> Exercise aim: Skip any picture you find and retype all the remaining lines exactly.

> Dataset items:

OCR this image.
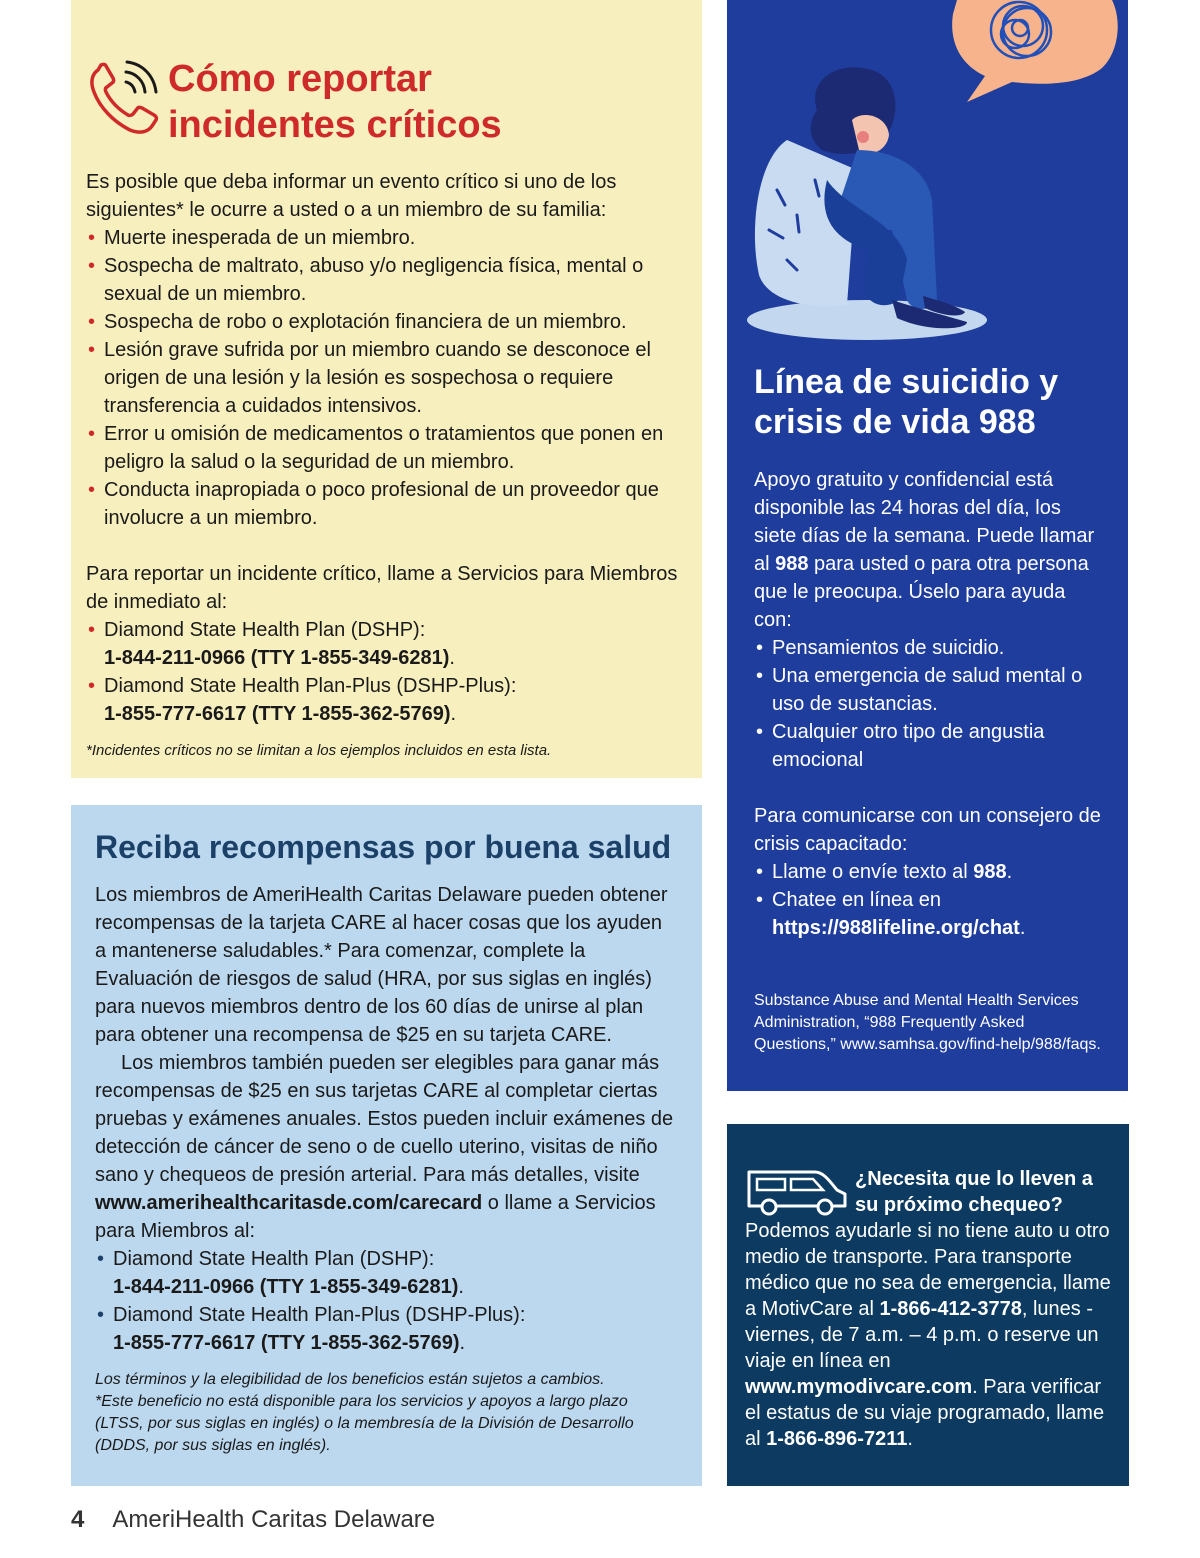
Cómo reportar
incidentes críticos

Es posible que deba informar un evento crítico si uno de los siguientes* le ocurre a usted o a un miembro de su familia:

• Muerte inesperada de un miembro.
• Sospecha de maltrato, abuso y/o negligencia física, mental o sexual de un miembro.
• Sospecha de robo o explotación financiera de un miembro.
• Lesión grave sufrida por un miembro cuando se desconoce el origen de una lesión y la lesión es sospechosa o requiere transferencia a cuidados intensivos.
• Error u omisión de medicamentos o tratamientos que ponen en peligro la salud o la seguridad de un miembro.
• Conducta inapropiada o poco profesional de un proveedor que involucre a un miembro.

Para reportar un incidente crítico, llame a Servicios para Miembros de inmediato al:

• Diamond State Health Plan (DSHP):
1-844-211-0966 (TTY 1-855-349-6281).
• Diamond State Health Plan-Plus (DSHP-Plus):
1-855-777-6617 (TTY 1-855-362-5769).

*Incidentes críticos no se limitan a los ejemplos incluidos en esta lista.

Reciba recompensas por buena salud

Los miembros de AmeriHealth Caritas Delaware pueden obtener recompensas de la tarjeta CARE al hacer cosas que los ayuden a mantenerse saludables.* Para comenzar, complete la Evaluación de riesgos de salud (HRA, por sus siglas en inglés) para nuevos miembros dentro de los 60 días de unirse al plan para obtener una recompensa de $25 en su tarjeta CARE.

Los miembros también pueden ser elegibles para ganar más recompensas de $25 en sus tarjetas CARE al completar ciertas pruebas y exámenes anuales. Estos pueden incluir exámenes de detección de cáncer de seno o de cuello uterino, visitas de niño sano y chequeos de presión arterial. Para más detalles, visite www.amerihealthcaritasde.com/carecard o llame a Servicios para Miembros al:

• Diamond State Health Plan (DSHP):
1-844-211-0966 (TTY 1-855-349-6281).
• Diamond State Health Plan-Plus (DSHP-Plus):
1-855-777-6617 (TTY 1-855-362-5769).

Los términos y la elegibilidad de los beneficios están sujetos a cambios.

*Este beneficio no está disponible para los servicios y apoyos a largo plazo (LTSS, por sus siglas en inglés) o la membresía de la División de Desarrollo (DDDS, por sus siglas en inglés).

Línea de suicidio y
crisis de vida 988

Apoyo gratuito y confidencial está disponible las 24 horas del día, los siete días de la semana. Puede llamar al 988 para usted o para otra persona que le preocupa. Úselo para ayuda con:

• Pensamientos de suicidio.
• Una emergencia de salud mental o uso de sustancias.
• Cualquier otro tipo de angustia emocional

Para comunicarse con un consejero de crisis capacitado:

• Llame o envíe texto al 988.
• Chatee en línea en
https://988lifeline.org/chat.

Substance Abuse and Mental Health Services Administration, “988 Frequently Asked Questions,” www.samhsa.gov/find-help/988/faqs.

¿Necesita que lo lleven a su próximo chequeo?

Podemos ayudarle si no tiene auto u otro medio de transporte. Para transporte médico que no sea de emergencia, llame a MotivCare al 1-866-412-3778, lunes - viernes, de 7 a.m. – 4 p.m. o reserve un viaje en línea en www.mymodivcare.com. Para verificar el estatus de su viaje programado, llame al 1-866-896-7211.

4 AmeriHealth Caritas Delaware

> Output:
OCR this image.
Cómo reportar
incidentes críticos

Es posible que deba informar un evento crítico si uno de los siguientes* le ocurre a usted o a un miembro de su familia:

• Muerte inesperada de un miembro.
• Sospecha de maltrato, abuso y/o negligencia física, mental o sexual de un miembro.
• Sospecha de robo o explotación financiera de un miembro.
• Lesión grave sufrida por un miembro cuando se desconoce el origen de una lesión y la lesión es sospechosa o requiere transferencia a cuidados intensivos.
• Error u omisión de medicamentos o tratamientos que ponen en peligro la salud o la seguridad de un miembro.
• Conducta inapropiada o poco profesional de un proveedor que involucre a un miembro.

Para reportar un incidente crítico, llame a Servicios para Miembros de inmediato al:

• Diamond State Health Plan (DSHP):
1-844-211-0966 (TTY 1-855-349-6281).
• Diamond State Health Plan-Plus (DSHP-Plus):
1-855-777-6617 (TTY 1-855-362-5769).

*Incidentes críticos no se limitan a los ejemplos incluidos en esta lista.

Reciba recompensas por buena salud

Los miembros de AmeriHealth Caritas Delaware pueden obtener recompensas de la tarjeta CARE al hacer cosas que los ayuden a mantenerse saludables.* Para comenzar, complete la Evaluación de riesgos de salud (HRA, por sus siglas en inglés) para nuevos miembros dentro de los 60 días de unirse al plan para obtener una recompensa de $25 en su tarjeta CARE.

Los miembros también pueden ser elegibles para ganar más recompensas de $25 en sus tarjetas CARE al completar ciertas pruebas y exámenes anuales. Estos pueden incluir exámenes de detección de cáncer de seno o de cuello uterino, visitas de niño sano y chequeos de presión arterial. Para más detalles, visite www.amerihealthcaritasde.com/carecard o llame a Servicios para Miembros al:

• Diamond State Health Plan (DSHP):
1-844-211-0966 (TTY 1-855-349-6281).
• Diamond State Health Plan-Plus (DSHP-Plus):
1-855-777-6617 (TTY 1-855-362-5769).

Los términos y la elegibilidad de los beneficios están sujetos a cambios.

*Este beneficio no está disponible para los servicios y apoyos a largo plazo (LTSS, por sus siglas en inglés) o la membresía de la División de Desarrollo (DDDS, por sus siglas en inglés).

Línea de suicidio y
crisis de vida 988

Apoyo gratuito y confidencial está disponible las 24 horas del día, los siete días de la semana. Puede llamar al 988 para usted o para otra persona que le preocupa. Úselo para ayuda con:

• Pensamientos de suicidio.
• Una emergencia de salud mental o uso de sustancias.
• Cualquier otro tipo de angustia emocional

Para comunicarse con un consejero de crisis capacitado:

• Llame o envíe texto al 988.
• Chatee en línea en
https://988lifeline.org/chat.

Substance Abuse and Mental Health Services Administration, “988 Frequently Asked Questions,” www.samhsa.gov/find-help/988/faqs.

¿Necesita que lo lleven a su próximo chequeo?

Podemos ayudarle si no tiene auto u otro medio de transporte. Para transporte médico que no sea de emergencia, llame a MotivCare al 1-866-412-3778, lunes - viernes, de 7 a.m. – 4 p.m. o reserve un viaje en línea en www.mymodivcare.com. Para verificar el estatus de su viaje programado, llame al 1-866-896-7211.

4 AmeriHealth Caritas Delaware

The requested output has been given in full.